**TASK STATEMENT**
Report the number of lines in the entries below that include the word "caption", and nothing else.

[Data tied to figure images]
_ _ _

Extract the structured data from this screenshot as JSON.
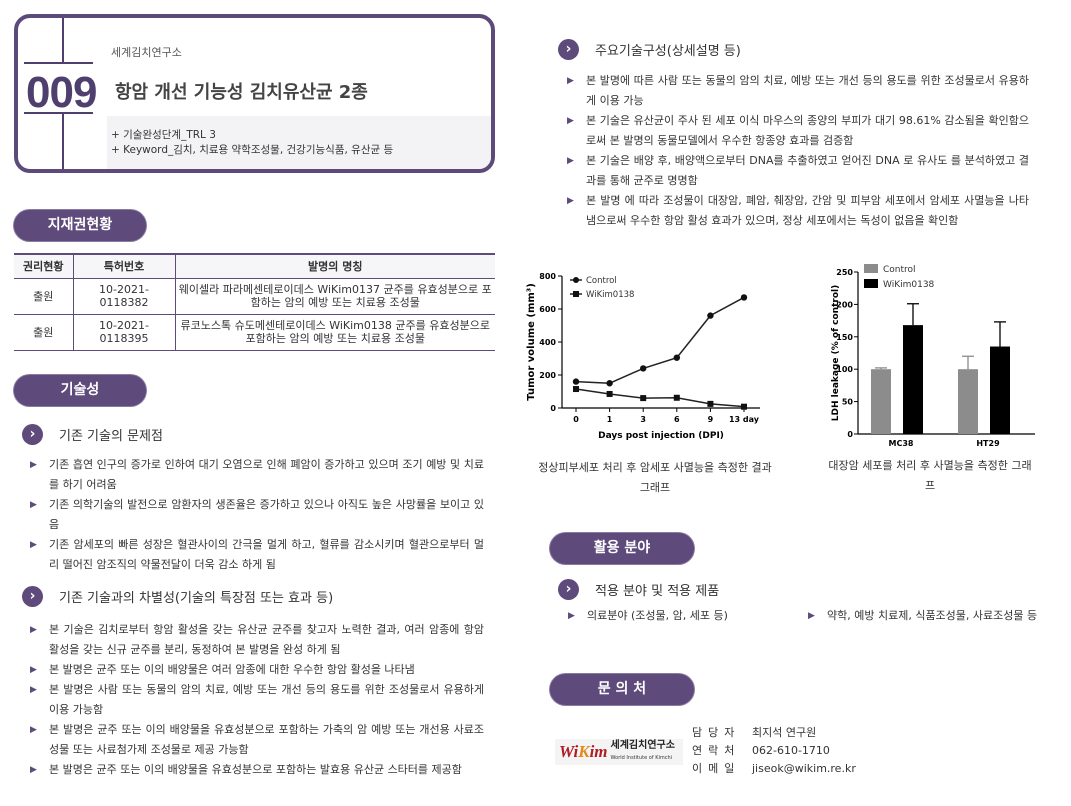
{
  "header": {
    "number": "009",
    "org": "세계김치연구소",
    "title": "항암 개선 기능성 김치유산균 2종",
    "trl": "+ 기술완성단계_TRL 3",
    "keyword": "+ Keyword_김치, 치료용 약학조성물, 건강기능식품, 유산균 등"
  },
  "ip": {
    "pill": "지재권현황",
    "columns": [
      "권리현황",
      "특허번호",
      "발명의 명칭"
    ],
    "rows": [
      {
        "status": "출원",
        "number": "10-2021-0118382",
        "name": "웨이셀라 파라메센테로이데스 WiKim0137 균주를 유효성분으로 포함하는 암의 예방 또는 치료용 조성물"
      },
      {
        "status": "출원",
        "number": "10-2021-0118395",
        "name": "류코노스톡 슈도메센테로이데스 WiKim0138 균주를 유효성분으로 포함하는 암의 예방 또는 치료용 조성물"
      }
    ]
  },
  "tech": {
    "pill": "기술성",
    "problems": {
      "title": "기존 기술의 문제점",
      "items": [
        "기존 흡연 인구의 증가로 인하여 대기 오염으로 인해 폐암이 증가하고 있으며 조기 예방 및 치료를 하기 어려움",
        "기존 의학기술의 발전으로 암환자의 생존율은 증가하고 있으나 아직도 높은 사망률을 보이고 있음",
        "기존 암세포의 빠른 성장은 혈관사이의 간극을 멀게 하고, 혈류를 감소시키며 혈관으로부터 멀리 떨어진 암조직의 약물전달이 더욱 감소 하게 됨"
      ]
    },
    "diff": {
      "title": "기존 기술과의 차별성(기술의 특장점 또는 효과 등)",
      "items": [
        "본 기술은 김치로부터 항암 활성을 갖는 유산균 균주를 찾고자 노력한 결과, 여러 암종에 항암 활성을 갖는 신규 균주를 분리, 동정하여 본 발명을 완성 하게 됨",
        "본 발명은 균주 또는 이의 배양물은 여러 암종에 대한 우수한 항암 활성을 나타냄",
        "본 발명은 사람 또는 동물의 암의 치료, 예방 또는 개선 등의 용도를 위한 조성물로서 유용하게 이용 가능함",
        "본 발명은 균주 또는 이의 배양물을 유효성분으로 포함하는 가축의 암 예방 또는 개선용 사료조성물 또는 사료첨가제 조성물로 제공 가능함",
        "본 발명은 균주 또는 이의 배양물을 유효성분으로 포함하는 발효용 유산균 스타터를 제공함"
      ]
    },
    "main": {
      "title": "주요기술구성(상세설명 등)",
      "items": [
        "본 발명에 따른 사람 또는 동물의 암의 치료, 예방 또는 개선 등의 용도를 위한 조성물로서 유용하게 이용 가능",
        "본 기술은 유산균이 주사 된 세포 이식 마우스의 종양의 부피가 대기 98.61% 감소됨을 확인함으로써 본 발명의 동물모델에서 우수한 항종양 효과를 검증함",
        "본 기술은 배양 후, 배양액으로부터 DNA를 추출하였고 얻어진 DNA 로 유사도 를 분석하였고 결과를 통해 균주로 명명함",
        "본 발명 에 따라 조성물이 대장암, 폐암, 췌장암, 간암 및 피부암 세포에서 암세포 사멸능을 나타냄으로써 우수한 항암 활성 효과가 있으며, 정상 세포에서는 독성이 없음을 확인함"
      ]
    }
  },
  "chart_data": [
    {
      "type": "line",
      "xlabel": "Days post injection (DPI)",
      "ylabel": "Tumor volume (mm³)",
      "categories": [
        "0",
        "1",
        "3",
        "6",
        "9",
        "13 day"
      ],
      "ylim": [
        0,
        800
      ],
      "yticks": [
        0,
        200,
        400,
        600,
        800
      ],
      "legend": "top-left",
      "series": [
        {
          "name": "Control",
          "marker": "circle",
          "values": [
            160,
            150,
            240,
            305,
            560,
            670
          ]
        },
        {
          "name": "WiKim0138",
          "marker": "square",
          "values": [
            115,
            85,
            60,
            62,
            25,
            8
          ]
        }
      ],
      "caption": "정상피부세포 처리 후 암세포 사멸능을 측정한 결과 그래프"
    },
    {
      "type": "bar",
      "ylabel": "LDH leakage (% of control)",
      "categories": [
        "MC38",
        "HT29"
      ],
      "ylim": [
        0,
        250
      ],
      "yticks": [
        0,
        50,
        100,
        150,
        200,
        250
      ],
      "legend": "top-left",
      "series": [
        {
          "name": "Control",
          "color": "#8c8c8c",
          "values": [
            100,
            100
          ],
          "errors": [
            2,
            20
          ]
        },
        {
          "name": "WiKim0138",
          "color": "#000000",
          "values": [
            168,
            135
          ],
          "errors": [
            33,
            38
          ]
        }
      ],
      "caption": "대장암 세포를 처리 후 사멸능을 측정한 그래프"
    }
  ],
  "application": {
    "pill": "활용 분야",
    "title": "적용 분야 및 적용 제품",
    "items": [
      "의료분야 (조성물, 암, 세포 등)",
      "약학, 예방 치료제, 식품조성물, 사료조성물 등"
    ]
  },
  "contact": {
    "pill": "문 의 처",
    "logo": "WiKim 세계김치연구소 World Institute of Kimchi",
    "rows": [
      {
        "k": "담당자",
        "v": "최지석 연구원"
      },
      {
        "k": "연락처",
        "v": "062-610-1710"
      },
      {
        "k": "이메일",
        "v": "jiseok@wikim.re.kr"
      }
    ]
  },
  "colors": {
    "accent": "#5e4a7b"
  }
}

_ _ _

**FINISHED EXERCISE**
2